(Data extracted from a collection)
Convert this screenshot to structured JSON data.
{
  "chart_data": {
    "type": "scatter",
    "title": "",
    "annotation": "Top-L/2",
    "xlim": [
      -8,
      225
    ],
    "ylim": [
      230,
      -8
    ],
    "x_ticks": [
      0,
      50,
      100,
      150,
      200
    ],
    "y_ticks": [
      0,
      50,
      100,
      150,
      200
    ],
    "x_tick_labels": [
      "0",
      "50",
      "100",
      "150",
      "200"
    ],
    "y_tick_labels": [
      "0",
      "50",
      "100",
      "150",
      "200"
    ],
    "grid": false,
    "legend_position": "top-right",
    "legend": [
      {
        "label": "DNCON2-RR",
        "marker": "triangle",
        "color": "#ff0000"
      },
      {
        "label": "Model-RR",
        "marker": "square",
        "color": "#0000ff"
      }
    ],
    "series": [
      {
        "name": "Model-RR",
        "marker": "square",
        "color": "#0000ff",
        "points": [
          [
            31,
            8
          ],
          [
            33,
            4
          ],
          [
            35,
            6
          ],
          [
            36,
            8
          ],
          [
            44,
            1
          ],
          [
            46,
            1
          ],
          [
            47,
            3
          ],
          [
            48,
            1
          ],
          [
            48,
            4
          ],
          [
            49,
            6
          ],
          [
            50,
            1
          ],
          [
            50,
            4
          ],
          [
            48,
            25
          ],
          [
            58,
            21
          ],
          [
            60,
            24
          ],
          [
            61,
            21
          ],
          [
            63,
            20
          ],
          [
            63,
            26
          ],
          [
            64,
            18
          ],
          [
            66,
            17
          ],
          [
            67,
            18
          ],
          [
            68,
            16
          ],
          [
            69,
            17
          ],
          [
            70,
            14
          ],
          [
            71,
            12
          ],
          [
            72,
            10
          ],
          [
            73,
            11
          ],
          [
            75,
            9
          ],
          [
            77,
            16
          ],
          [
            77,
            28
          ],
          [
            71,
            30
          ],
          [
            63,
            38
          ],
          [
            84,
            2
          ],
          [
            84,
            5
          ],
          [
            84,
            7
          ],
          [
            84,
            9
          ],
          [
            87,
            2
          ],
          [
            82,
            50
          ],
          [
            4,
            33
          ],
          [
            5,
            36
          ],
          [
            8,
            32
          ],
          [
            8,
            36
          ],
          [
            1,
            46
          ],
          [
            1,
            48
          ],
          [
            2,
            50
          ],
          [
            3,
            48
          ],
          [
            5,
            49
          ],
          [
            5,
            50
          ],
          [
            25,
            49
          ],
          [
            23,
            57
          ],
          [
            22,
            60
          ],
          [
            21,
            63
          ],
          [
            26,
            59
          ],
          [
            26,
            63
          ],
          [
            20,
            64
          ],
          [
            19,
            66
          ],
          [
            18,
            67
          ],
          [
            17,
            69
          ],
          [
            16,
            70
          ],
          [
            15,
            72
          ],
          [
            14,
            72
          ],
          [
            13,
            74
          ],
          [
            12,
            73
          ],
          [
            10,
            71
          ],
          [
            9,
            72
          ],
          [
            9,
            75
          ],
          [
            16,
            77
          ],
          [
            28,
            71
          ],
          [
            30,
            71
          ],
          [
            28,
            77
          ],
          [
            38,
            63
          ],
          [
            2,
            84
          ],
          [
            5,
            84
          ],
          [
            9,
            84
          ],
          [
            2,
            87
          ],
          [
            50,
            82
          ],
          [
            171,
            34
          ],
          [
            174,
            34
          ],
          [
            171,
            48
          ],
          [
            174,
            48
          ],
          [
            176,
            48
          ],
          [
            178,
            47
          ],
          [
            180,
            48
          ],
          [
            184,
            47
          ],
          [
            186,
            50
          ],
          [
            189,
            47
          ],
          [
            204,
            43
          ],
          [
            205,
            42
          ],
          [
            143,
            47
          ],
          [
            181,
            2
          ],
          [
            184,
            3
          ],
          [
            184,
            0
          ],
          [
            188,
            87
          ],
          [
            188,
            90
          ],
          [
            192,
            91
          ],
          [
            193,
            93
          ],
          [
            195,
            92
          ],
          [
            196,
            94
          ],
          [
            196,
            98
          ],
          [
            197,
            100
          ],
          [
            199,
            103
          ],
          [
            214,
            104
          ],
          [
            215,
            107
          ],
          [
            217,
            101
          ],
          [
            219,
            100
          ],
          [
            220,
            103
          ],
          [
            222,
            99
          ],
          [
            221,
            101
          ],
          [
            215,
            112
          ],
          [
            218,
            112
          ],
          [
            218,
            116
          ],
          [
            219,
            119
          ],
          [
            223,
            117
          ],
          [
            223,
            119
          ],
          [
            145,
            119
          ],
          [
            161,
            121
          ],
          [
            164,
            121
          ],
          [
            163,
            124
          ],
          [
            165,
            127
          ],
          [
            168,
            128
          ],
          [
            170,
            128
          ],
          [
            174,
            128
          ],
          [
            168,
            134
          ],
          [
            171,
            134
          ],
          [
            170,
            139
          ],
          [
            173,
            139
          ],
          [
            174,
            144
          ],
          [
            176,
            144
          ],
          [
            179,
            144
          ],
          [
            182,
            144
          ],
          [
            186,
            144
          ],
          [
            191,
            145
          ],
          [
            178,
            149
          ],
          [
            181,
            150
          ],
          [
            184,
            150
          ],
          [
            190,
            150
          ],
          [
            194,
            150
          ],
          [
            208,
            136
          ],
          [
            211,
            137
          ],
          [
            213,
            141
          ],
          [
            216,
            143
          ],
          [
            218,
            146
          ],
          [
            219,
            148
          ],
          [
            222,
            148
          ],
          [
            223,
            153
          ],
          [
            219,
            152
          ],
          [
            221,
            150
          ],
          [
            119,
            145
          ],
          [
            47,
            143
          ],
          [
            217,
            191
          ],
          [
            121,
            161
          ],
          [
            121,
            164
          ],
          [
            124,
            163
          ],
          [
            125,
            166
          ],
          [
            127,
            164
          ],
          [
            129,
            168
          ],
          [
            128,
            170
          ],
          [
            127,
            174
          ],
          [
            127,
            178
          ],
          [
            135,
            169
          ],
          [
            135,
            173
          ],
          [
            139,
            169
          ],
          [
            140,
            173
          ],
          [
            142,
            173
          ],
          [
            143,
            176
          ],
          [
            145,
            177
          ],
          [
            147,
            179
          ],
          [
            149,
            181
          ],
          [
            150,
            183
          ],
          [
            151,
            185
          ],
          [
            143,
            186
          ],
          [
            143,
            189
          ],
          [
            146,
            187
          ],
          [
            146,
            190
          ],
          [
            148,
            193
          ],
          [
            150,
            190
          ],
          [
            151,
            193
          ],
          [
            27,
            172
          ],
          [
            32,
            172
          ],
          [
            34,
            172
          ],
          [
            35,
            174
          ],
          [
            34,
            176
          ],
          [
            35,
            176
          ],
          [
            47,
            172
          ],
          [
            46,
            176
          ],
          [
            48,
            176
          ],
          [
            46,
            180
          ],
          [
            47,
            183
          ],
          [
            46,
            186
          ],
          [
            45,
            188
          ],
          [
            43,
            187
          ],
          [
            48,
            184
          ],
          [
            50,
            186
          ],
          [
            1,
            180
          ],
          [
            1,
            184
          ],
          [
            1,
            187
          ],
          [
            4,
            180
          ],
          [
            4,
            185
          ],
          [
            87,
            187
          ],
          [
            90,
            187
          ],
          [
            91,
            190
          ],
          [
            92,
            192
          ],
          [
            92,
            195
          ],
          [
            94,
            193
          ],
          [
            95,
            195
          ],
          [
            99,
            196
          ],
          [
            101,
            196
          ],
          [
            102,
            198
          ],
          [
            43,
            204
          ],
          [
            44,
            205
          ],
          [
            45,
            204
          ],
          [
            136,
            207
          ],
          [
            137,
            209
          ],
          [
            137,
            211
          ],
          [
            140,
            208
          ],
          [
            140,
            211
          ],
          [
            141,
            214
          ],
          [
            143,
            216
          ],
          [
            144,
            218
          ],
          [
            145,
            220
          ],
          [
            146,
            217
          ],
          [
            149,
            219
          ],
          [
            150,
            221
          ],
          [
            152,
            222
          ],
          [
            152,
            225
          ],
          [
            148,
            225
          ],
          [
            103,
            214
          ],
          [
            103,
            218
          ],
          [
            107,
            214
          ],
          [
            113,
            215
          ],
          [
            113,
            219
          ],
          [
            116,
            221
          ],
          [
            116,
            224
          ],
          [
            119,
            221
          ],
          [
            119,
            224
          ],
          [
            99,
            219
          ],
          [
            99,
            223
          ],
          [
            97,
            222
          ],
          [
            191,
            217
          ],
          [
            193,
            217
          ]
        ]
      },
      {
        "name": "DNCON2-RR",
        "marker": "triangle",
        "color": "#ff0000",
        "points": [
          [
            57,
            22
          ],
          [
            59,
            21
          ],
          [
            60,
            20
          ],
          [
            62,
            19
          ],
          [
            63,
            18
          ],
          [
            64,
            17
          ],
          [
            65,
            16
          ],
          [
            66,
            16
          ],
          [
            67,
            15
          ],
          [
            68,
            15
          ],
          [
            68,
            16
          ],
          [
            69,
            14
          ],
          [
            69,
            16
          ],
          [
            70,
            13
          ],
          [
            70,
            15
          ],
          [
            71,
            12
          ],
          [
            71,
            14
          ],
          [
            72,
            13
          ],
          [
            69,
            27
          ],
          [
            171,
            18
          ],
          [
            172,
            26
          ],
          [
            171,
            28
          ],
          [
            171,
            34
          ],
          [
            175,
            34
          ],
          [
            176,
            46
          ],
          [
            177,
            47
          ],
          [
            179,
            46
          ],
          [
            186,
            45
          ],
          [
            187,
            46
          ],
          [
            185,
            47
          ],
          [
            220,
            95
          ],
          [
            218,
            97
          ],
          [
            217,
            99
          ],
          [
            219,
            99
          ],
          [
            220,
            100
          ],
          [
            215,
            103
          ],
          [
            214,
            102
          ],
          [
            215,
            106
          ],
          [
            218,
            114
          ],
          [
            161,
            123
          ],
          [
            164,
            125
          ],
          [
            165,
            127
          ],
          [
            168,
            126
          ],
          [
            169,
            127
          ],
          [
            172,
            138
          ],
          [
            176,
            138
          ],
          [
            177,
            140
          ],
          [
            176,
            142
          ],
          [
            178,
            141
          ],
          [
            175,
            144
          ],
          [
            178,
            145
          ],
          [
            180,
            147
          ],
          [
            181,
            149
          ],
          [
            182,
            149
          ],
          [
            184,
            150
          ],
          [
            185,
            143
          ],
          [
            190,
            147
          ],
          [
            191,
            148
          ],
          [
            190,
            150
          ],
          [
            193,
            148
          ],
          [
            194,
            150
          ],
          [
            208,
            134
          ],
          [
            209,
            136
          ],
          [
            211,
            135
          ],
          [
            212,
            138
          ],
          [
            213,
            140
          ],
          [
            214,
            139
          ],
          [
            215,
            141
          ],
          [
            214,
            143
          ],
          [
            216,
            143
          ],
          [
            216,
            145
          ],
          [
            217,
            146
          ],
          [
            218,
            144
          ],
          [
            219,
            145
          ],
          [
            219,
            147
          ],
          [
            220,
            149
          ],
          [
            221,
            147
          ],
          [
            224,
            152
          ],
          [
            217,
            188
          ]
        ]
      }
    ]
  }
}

# What is required:
Select from the material above each line in which the string "color" appears, and list those lines.

# Exercise output:
        "color": "#ff0000"
        "color": "#0000ff"
        "color": "#0000ff",
        "color": "#ff0000",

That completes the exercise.